Set down all of the data exactly as it appears.

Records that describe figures
====
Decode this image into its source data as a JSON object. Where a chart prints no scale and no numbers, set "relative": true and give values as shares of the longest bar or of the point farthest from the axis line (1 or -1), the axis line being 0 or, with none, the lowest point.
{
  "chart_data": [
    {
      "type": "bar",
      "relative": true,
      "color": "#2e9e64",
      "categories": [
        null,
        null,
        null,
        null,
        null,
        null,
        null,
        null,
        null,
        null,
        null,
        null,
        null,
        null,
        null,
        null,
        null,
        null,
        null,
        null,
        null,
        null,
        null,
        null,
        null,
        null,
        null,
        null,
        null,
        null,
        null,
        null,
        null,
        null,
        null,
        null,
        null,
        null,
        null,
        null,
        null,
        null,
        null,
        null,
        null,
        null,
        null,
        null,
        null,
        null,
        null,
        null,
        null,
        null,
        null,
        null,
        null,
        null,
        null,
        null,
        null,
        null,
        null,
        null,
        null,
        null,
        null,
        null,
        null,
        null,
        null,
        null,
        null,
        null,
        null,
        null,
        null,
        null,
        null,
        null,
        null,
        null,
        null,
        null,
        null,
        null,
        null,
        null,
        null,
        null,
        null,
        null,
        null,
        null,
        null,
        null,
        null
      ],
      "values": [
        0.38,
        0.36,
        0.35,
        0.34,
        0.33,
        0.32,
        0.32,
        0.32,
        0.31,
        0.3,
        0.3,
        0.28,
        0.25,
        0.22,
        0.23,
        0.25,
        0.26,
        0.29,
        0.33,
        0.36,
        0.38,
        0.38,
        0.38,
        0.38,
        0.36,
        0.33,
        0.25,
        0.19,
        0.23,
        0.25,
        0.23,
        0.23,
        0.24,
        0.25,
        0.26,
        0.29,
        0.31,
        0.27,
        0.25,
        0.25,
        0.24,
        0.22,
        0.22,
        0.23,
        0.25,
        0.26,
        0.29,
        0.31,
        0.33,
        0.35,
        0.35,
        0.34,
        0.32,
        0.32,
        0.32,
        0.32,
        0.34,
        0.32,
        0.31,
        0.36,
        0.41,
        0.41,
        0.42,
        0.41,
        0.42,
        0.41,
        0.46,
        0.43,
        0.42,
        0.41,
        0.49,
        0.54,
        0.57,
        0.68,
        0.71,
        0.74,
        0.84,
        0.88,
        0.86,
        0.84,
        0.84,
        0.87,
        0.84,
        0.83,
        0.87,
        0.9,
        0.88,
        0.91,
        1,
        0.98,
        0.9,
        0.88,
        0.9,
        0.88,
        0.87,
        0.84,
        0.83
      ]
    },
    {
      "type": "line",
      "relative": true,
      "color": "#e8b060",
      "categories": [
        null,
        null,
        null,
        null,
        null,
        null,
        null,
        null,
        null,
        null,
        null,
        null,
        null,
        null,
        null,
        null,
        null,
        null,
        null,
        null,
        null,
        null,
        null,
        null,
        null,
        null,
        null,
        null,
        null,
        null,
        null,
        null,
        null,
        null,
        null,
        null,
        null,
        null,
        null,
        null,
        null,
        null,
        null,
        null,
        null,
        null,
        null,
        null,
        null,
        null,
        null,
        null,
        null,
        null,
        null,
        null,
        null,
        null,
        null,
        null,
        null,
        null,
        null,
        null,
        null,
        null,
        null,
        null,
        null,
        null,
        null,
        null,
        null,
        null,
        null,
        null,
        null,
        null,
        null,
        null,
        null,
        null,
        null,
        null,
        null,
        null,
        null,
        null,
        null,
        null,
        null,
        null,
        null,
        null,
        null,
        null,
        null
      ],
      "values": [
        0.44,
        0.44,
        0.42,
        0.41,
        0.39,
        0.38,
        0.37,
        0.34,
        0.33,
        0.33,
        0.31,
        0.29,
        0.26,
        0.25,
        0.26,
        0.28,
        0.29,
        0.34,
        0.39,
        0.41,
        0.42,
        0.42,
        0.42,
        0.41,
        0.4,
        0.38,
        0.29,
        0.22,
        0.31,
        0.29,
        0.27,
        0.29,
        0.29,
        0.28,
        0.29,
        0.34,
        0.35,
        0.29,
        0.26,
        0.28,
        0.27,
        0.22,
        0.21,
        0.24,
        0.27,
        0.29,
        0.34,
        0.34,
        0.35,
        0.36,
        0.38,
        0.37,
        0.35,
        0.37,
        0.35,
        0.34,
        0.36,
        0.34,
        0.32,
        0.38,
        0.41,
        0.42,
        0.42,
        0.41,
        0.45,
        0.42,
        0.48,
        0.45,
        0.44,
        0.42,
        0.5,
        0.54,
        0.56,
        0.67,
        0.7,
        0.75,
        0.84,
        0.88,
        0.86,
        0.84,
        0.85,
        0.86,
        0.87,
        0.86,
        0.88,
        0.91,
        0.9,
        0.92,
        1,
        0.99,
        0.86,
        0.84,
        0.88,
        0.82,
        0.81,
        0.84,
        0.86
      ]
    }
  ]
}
====
[Response]
Decode this image into its source data as a JSON object. Where a chart prints no scale and no numbers, set "relative": true and give values as shares of the longest bar or of the point farthest from the axis line (1 or -1), the axis line being 0 or, with none, the lowest point.
{
  "chart_data": [
    {
      "type": "bar",
      "relative": true,
      "color": "#2e9e64",
      "categories": [
        null,
        null,
        null,
        null,
        null,
        null,
        null,
        null,
        null,
        null,
        null,
        null,
        null,
        null,
        null,
        null,
        null,
        null,
        null,
        null,
        null,
        null,
        null,
        null,
        null,
        null,
        null,
        null,
        null,
        null,
        null,
        null,
        null,
        null,
        null,
        null,
        null,
        null,
        null,
        null,
        null,
        null,
        null,
        null,
        null,
        null,
        null,
        null,
        null,
        null,
        null,
        null,
        null,
        null,
        null,
        null,
        null,
        null,
        null,
        null,
        null,
        null,
        null,
        null,
        null,
        null,
        null,
        null,
        null,
        null,
        null,
        null,
        null,
        null,
        null,
        null,
        null,
        null,
        null,
        null,
        null,
        null,
        null,
        null,
        null,
        null,
        null,
        null,
        null,
        null,
        null,
        null,
        null,
        null,
        null,
        null,
        null
      ],
      "values": [
        0.38,
        0.36,
        0.35,
        0.34,
        0.33,
        0.32,
        0.32,
        0.32,
        0.31,
        0.3,
        0.3,
        0.28,
        0.25,
        0.22,
        0.23,
        0.25,
        0.26,
        0.29,
        0.33,
        0.36,
        0.38,
        0.38,
        0.38,
        0.38,
        0.36,
        0.33,
        0.25,
        0.19,
        0.23,
        0.25,
        0.23,
        0.23,
        0.24,
        0.25,
        0.26,
        0.29,
        0.31,
        0.27,
        0.25,
        0.25,
        0.24,
        0.22,
        0.22,
        0.23,
        0.25,
        0.26,
        0.29,
        0.31,
        0.33,
        0.35,
        0.35,
        0.34,
        0.32,
        0.32,
        0.32,
        0.32,
        0.34,
        0.32,
        0.31,
        0.36,
        0.41,
        0.41,
        0.42,
        0.41,
        0.42,
        0.41,
        0.46,
        0.43,
        0.42,
        0.41,
        0.49,
        0.54,
        0.57,
        0.68,
        0.71,
        0.74,
        0.84,
        0.88,
        0.86,
        0.84,
        0.84,
        0.87,
        0.84,
        0.83,
        0.87,
        0.9,
        0.88,
        0.91,
        1,
        0.98,
        0.9,
        0.88,
        0.9,
        0.88,
        0.87,
        0.84,
        0.83
      ]
    },
    {
      "type": "line",
      "relative": true,
      "color": "#e8b060",
      "categories": [
        null,
        null,
        null,
        null,
        null,
        null,
        null,
        null,
        null,
        null,
        null,
        null,
        null,
        null,
        null,
        null,
        null,
        null,
        null,
        null,
        null,
        null,
        null,
        null,
        null,
        null,
        null,
        null,
        null,
        null,
        null,
        null,
        null,
        null,
        null,
        null,
        null,
        null,
        null,
        null,
        null,
        null,
        null,
        null,
        null,
        null,
        null,
        null,
        null,
        null,
        null,
        null,
        null,
        null,
        null,
        null,
        null,
        null,
        null,
        null,
        null,
        null,
        null,
        null,
        null,
        null,
        null,
        null,
        null,
        null,
        null,
        null,
        null,
        null,
        null,
        null,
        null,
        null,
        null,
        null,
        null,
        null,
        null,
        null,
        null,
        null,
        null,
        null,
        null,
        null,
        null,
        null,
        null,
        null,
        null,
        null,
        null
      ],
      "values": [
        0.44,
        0.44,
        0.42,
        0.41,
        0.39,
        0.38,
        0.37,
        0.34,
        0.33,
        0.33,
        0.31,
        0.29,
        0.26,
        0.25,
        0.26,
        0.28,
        0.29,
        0.34,
        0.39,
        0.41,
        0.42,
        0.42,
        0.42,
        0.41,
        0.4,
        0.38,
        0.29,
        0.22,
        0.31,
        0.29,
        0.27,
        0.29,
        0.29,
        0.28,
        0.29,
        0.34,
        0.35,
        0.29,
        0.26,
        0.28,
        0.27,
        0.22,
        0.21,
        0.24,
        0.27,
        0.29,
        0.34,
        0.34,
        0.35,
        0.36,
        0.38,
        0.37,
        0.35,
        0.37,
        0.35,
        0.34,
        0.36,
        0.34,
        0.32,
        0.38,
        0.41,
        0.42,
        0.42,
        0.41,
        0.45,
        0.42,
        0.48,
        0.45,
        0.44,
        0.42,
        0.5,
        0.54,
        0.56,
        0.67,
        0.7,
        0.75,
        0.84,
        0.88,
        0.86,
        0.84,
        0.85,
        0.86,
        0.87,
        0.86,
        0.88,
        0.91,
        0.9,
        0.92,
        1,
        0.99,
        0.86,
        0.84,
        0.88,
        0.82,
        0.81,
        0.84,
        0.86
      ]
    }
  ]
}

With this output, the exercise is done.